CONSIGNE >> Recopiez mot pour mot le passage de l'extrait source qui s'ouvre sur les mots contenant « Exprimer son point » et se termine par « tout quiproquo malencontreux. ».

EXTRAIT SOURCE >>
C’est mon point de vue !
Exprimer son point de vue est une chose naturelle, et essentielle. Pour autant, cette insignifiante démarche peut engendrer de nombreuses et fâcheuses querelles, envolées lyriques, noms d’oiseaux… Il arrive en certains cas que le français joue des tours aux utilisateurs de la langue de Molière. L’exemple de l’Opéra est criant de vérité. Il est à la fois, une pâtisserie, un art et un lieu. L’écoute active est donc primordiale pour une réelle compréhension, évitant tout quiproquo malencontreux.
Tandis que sonnait midi à la comtoise, les verres s’entrechoquaient joyeusement de ses retrouvailles tant attendues. L’odeur des châtaignes grillant dans l’âtre de la cheminée embaumait la demeure de l’amphitryon. La pluie automnale vaguait nos souvenirs estivaux, il faut dire que dame nature, en ce mois d’octobre, nous amène à ressortir nos pulls et écharpes en laine. Une ambiance chaleureuse régnait grâce aux mets et vins de très bons crus. Le « Baccalà al pomodoro » s’annonçait, c’est à cet instant que l’orage se mit à gronder.

LIGNES ENREGISTRÉES >>

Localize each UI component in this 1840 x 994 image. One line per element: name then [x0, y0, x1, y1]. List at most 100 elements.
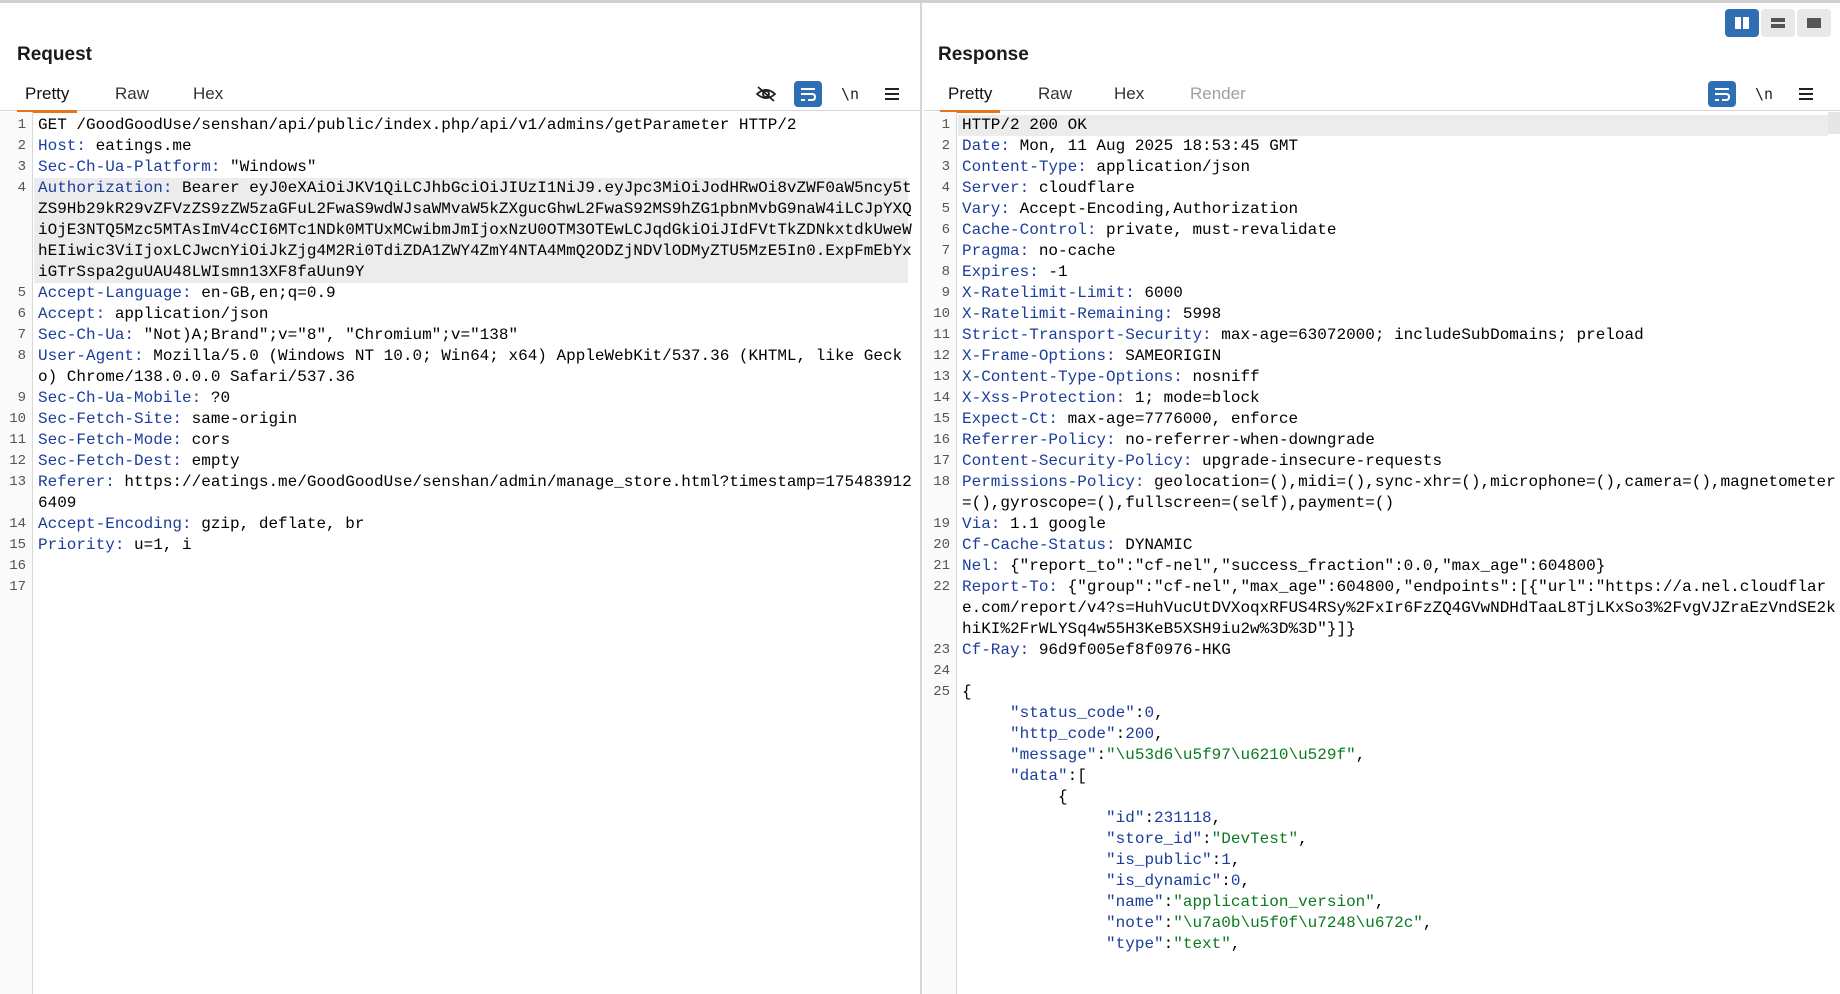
code-line[interactable]: 12 X-Frame-Options: SAMEORIGIN	[924, 346, 1840, 367]
code-line[interactable]: 18 Permissions-Policy: geolocation=(),mid…	[924, 472, 1840, 514]
code-line[interactable]: 17​	[0, 577, 920, 598]
menu-icon[interactable]	[1792, 81, 1820, 107]
code-line[interactable]: 6 Accept: application/json	[0, 304, 920, 325]
code-line[interactable]: "id":231118,	[924, 808, 1840, 829]
code-line[interactable]: 12 Sec-Fetch-Dest: empty	[0, 451, 920, 472]
line-text: Permissions-Policy: geolocation=(),midi=…	[954, 472, 1840, 514]
line-number: 16	[9, 558, 26, 574]
header-name: Date:	[962, 137, 1011, 155]
header-name: Nel:	[962, 557, 1001, 575]
code-line[interactable]: 20 Cf-Cache-Status: DYNAMIC	[924, 535, 1840, 556]
code-line[interactable]: 1 GET /GoodGoodUse/senshan/api/public/ind…	[0, 115, 920, 136]
code-line[interactable]: 9 Sec-Ch-Ua-Mobile: ?0	[0, 388, 920, 409]
code-line[interactable]: "type":"text",	[924, 934, 1840, 955]
code-line[interactable]: "is_public":1,	[924, 850, 1840, 871]
word-wrap-icon[interactable]	[794, 81, 822, 107]
header-value: same-origin	[182, 410, 298, 428]
code-line[interactable]: 19 Via: 1.1 google	[924, 514, 1840, 535]
json-punct: ,	[1240, 872, 1251, 890]
show-newlines-icon[interactable]: \n	[836, 81, 864, 107]
code-line[interactable]: 11 Sec-Fetch-Mode: cors	[0, 430, 920, 451]
header-value: Accept-Encoding,Authorization	[1010, 200, 1299, 218]
code-line[interactable]: 9 X-Ratelimit-Limit: 6000	[924, 283, 1840, 304]
request-tab-pretty[interactable]: Pretty	[17, 84, 78, 113]
code-line[interactable]: 15 Priority: u=1, i	[0, 535, 920, 556]
code-line[interactable]: "status_code":0,	[924, 703, 1840, 724]
header-value: no-referrer-when-downgrade	[1115, 431, 1375, 449]
code-line[interactable]: 14 Accept-Encoding: gzip, deflate, br	[0, 514, 920, 535]
code-line[interactable]: "store_id":"DevTest",	[924, 829, 1840, 850]
json-key: "store_id"	[1106, 830, 1203, 848]
line-number: 20	[933, 537, 950, 553]
code-line[interactable]: 13 X-Content-Type-Options: nosniff	[924, 367, 1840, 388]
code-line[interactable]: "is_dynamic":0,	[924, 871, 1840, 892]
code-line[interactable]: 8 Expires: -1	[924, 262, 1840, 283]
header-value: 6000	[1134, 284, 1183, 302]
code-line[interactable]: 5 Vary: Accept-Encoding,Authorization	[924, 199, 1840, 220]
line-number: 17	[933, 453, 950, 469]
code-line[interactable]: 6 Cache-Control: private, must-revalidate	[924, 220, 1840, 241]
code-line[interactable]: 4 Server: cloudflare	[924, 178, 1840, 199]
code-line[interactable]: 2 Host: eatings.me	[0, 136, 920, 157]
code-line[interactable]: 13 Referer: https://eatings.me/GoodGoodUs…	[0, 472, 920, 514]
line-text: X-Ratelimit-Remaining: 5998	[954, 304, 1840, 325]
code-line[interactable]: 2 Date: Mon, 11 Aug 2025 18:53:45 GMT	[924, 136, 1840, 157]
code-line[interactable]: 14 X-Xss-Protection: 1; mode=block	[924, 388, 1840, 409]
line-number: 24	[933, 663, 950, 679]
show-newlines-icon[interactable]: \n	[1750, 81, 1778, 107]
response-tab-pretty[interactable]: Pretty	[940, 84, 1001, 113]
code-line[interactable]: 16​	[0, 556, 920, 577]
word-wrap-icon[interactable]	[1708, 81, 1736, 107]
hide-non-printable-icon[interactable]	[752, 81, 780, 107]
code-line[interactable]: 16 Referrer-Policy: no-referrer-when-down…	[924, 430, 1840, 451]
code-line[interactable]: 25 {	[924, 682, 1840, 703]
code-line[interactable]: 11 Strict-Transport-Security: max-age=630…	[924, 325, 1840, 346]
code-line[interactable]: 10 Sec-Fetch-Site: same-origin	[0, 409, 920, 430]
request-tab-hex[interactable]: Hex	[185, 84, 231, 110]
code-line[interactable]: "http_code":200,	[924, 724, 1840, 745]
response-tab-hex[interactable]: Hex	[1106, 84, 1152, 110]
line-text: "name":"application_version",	[954, 892, 1840, 913]
header-name: Referer:	[38, 473, 115, 491]
code-line[interactable]: 3 Content-Type: application/json	[924, 157, 1840, 178]
code-line[interactable]: 21 Nel: {"report_to":"cf-nel","success_fr…	[924, 556, 1840, 577]
code-line[interactable]: 3 Sec-Ch-Ua-Platform: "Windows"	[0, 157, 920, 178]
response-editor[interactable]: 1 HTTP/2 200 OK 2 Date: Mon, 11 Aug 2025 18…	[924, 112, 1840, 994]
code-line[interactable]: 22 Report-To: {"group":"cf-nel","max_age"…	[924, 577, 1840, 640]
code-line[interactable]: "name":"application_version",	[924, 892, 1840, 913]
line-text: {	[962, 683, 972, 701]
header-value: SAMEORIGIN	[1115, 347, 1222, 365]
header-value: private, must-revalidate	[1096, 221, 1337, 239]
code-line[interactable]: 8 User-Agent: Mozilla/5.0 (Windows NT 10.…	[0, 346, 920, 388]
request-code[interactable]: 1 GET /GoodGoodUse/senshan/api/public/ind…	[0, 115, 920, 598]
code-line[interactable]: 7 Sec-Ch-Ua: "Not)A;Brand";v="8", "Chromi…	[0, 325, 920, 346]
code-line[interactable]: 1 HTTP/2 200 OK	[924, 115, 1840, 136]
request-tab-raw[interactable]: Raw	[107, 84, 157, 110]
request-editor[interactable]: 1 GET /GoodGoodUse/senshan/api/public/ind…	[0, 112, 920, 994]
code-line[interactable]: 24​	[924, 661, 1840, 682]
code-line[interactable]: "data":[	[924, 766, 1840, 787]
code-line[interactable]: 5 Accept-Language: en-GB,en;q=0.9	[0, 283, 920, 304]
code-line[interactable]: 23 Cf-Ray: 96d9f005ef8f0976-HKG	[924, 640, 1840, 661]
response-tab-raw[interactable]: Raw	[1030, 84, 1080, 110]
menu-icon[interactable]	[878, 81, 906, 107]
code-line[interactable]: "note":"\u7a0b\u5f0f\u7248\u672c",	[924, 913, 1840, 934]
code-line[interactable]: 10 X-Ratelimit-Remaining: 5998	[924, 304, 1840, 325]
code-line[interactable]: 17 Content-Security-Policy: upgrade-insec…	[924, 451, 1840, 472]
response-code[interactable]: 1 HTTP/2 200 OK 2 Date: Mon, 11 Aug 2025 18…	[924, 115, 1840, 955]
line-number: 9	[941, 285, 950, 301]
line-text: Vary: Accept-Encoding,Authorization	[954, 199, 1840, 220]
line-number	[924, 808, 954, 829]
header-value: 1; mode=block	[1125, 389, 1260, 407]
code-line[interactable]: {	[924, 787, 1840, 808]
response-tab-render[interactable]: Render	[1182, 84, 1254, 110]
json-key: "is_dynamic"	[1106, 872, 1222, 890]
code-line[interactable]: 4 Authorization: Bearer eyJ0eXAiOiJKV1QiL…	[0, 178, 920, 283]
code-line[interactable]: 7 Pragma: no-cache	[924, 241, 1840, 262]
header-value: application/json	[105, 305, 269, 323]
json-value: 231118	[1154, 809, 1212, 827]
header-name: Cf-Ray:	[962, 641, 1030, 659]
code-line[interactable]: "message":"\u53d6\u5f97\u6210\u529f",	[924, 745, 1840, 766]
code-line[interactable]: 15 Expect-Ct: max-age=7776000, enforce	[924, 409, 1840, 430]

CORRIGÉ DÉTAILLÉ >>
Exprimer son point de vue est une chose naturelle, et essentielle. Pour autant, cette insignifiante démarche peut engendrer de nombreuses et fâcheuses querelles, envolées lyriques, noms d’oiseaux… Il arrive en certains cas que le français joue des tours aux utilisateurs de la langue de Molière. L’exemple de l’Opéra est criant de vérité. Il est à la fois, une pâtisserie, un art et un lieu. L’écoute active est donc primordiale pour une réelle compréhension, évitant tout quiproquo malencontreux.